Document passage:
The Canada Agriculture and Food Museum (Musée de l'agriculture et de l'alimentation du Canada) is a national agricultural museum in Ottawa, Ontario, Canada. Occupying several buildings within the Central Experimental Farm, the museum operates as a "working farm", and provides public programs and exhibitions on agriculture sciences, and on the history of agriculture in Canada. In addition to the exhibitions held on the grounds, the museum also organizes travelling exhibitions for other museums across the country.

The museum's collection originated from a museum established at the Central Experimental Farm in 1920, although a national agriculture museum was not opened by the federal government until October 1983, as the Agriculture Museum. Initially occupying only a dairy barn, the museum later expanded to include several other buildings on the Central Experimental Farm. The museum was renamed the Canada Agriculture Museum in May 2000, before it adopted its current name in May 2013.

==History==
The collection of the Canada Agriculture and Food Museum originated from the museum operated at the Central Experimental Farm in 1920. Maintenance of the collection was later taken up by the National Museums of Canada (NMC), although some items from the collection were transferred to the Canadian Museum of Civilization, or the National Museum of Science and Technology.

Exercise goal: Pick up the museum history passage where it stops and carry it forward.

Data extracts:
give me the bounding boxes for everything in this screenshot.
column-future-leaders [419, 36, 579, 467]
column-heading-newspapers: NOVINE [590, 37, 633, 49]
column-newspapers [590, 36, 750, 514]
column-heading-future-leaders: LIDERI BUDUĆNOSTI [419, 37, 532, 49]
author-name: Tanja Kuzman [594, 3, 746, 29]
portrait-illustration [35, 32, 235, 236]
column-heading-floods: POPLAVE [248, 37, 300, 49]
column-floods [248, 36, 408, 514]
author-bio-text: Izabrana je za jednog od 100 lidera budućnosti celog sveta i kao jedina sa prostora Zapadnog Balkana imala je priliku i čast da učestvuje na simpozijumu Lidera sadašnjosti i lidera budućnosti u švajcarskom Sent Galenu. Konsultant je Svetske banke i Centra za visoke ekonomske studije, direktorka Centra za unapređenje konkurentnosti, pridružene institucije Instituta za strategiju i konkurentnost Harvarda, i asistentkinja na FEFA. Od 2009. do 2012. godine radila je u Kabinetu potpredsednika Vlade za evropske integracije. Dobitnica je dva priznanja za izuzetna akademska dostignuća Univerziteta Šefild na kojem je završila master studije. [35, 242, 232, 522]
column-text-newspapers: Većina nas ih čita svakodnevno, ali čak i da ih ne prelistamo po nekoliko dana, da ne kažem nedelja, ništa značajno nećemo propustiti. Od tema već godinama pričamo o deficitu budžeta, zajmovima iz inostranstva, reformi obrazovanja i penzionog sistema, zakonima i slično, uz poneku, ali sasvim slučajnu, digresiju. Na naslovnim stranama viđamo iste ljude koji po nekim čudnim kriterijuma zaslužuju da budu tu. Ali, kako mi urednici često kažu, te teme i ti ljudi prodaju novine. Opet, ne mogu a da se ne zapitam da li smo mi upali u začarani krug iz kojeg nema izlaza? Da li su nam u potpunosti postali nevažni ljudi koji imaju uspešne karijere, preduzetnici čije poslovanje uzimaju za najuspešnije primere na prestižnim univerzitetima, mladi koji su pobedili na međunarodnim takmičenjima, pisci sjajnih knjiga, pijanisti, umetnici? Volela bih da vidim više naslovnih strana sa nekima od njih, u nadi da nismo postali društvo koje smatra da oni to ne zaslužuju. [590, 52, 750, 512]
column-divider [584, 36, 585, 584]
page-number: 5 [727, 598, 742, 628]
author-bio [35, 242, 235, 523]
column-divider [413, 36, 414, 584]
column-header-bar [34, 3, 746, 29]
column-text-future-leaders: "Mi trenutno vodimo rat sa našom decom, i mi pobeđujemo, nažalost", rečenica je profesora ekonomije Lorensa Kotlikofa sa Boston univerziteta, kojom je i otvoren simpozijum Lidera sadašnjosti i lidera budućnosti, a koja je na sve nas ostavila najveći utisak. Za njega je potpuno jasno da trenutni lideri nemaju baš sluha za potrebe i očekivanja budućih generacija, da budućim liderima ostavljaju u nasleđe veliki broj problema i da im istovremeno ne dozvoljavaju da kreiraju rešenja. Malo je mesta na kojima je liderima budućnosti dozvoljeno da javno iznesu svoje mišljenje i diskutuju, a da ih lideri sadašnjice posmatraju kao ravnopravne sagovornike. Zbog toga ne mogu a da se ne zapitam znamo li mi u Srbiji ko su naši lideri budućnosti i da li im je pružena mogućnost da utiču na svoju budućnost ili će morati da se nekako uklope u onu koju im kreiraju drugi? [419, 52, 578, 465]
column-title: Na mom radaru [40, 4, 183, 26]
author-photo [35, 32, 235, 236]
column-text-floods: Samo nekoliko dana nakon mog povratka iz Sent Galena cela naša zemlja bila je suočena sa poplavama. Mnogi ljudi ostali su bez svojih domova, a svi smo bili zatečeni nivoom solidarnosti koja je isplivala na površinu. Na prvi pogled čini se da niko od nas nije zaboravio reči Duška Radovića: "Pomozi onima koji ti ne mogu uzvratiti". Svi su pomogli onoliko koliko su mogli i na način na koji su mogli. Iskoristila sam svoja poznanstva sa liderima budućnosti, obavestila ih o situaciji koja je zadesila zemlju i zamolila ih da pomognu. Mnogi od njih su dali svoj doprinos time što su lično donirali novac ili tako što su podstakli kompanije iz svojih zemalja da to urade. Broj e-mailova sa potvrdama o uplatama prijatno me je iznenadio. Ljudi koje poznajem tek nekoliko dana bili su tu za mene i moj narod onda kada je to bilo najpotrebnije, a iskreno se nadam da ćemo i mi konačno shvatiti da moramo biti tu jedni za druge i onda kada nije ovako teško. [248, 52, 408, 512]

Answer space:
In 1978, exploratory discussions took place regarding the feasibility of creating an agricultural museum within one of the heritage buildings of the Central Experimental Farm. In 1980, the upper floor of the dairy barn was selected to host an exhibition gallery for the collection. A memorandum was signed between Agriculture and Agri-Food Canada and NMC, where the former agreed to provide the facility, and renovate its upper levels to the requirements expected by the NMC; while the NMC agreed to operate the museum. The agricultural collection maintained by the NMC formed the nucleus for the agriculture museum's collection. Public Works Canada completed their renovations of the site in August 1983, with the NMC installing the museum's first two exhibitions, "Haying in Canada," and "A Barn of the Twenties;" the former an exhibition of farm equipment from 1840 to 1960, and the latter an immersive exhibit of a barn in the 1920s. The museum was formally opened on 12 October 1983 as the Agriculture Museum. Since opening the museum's operations has expanded beyond the dairy barn; with the museum operating seven buildings for public and administrative purposes.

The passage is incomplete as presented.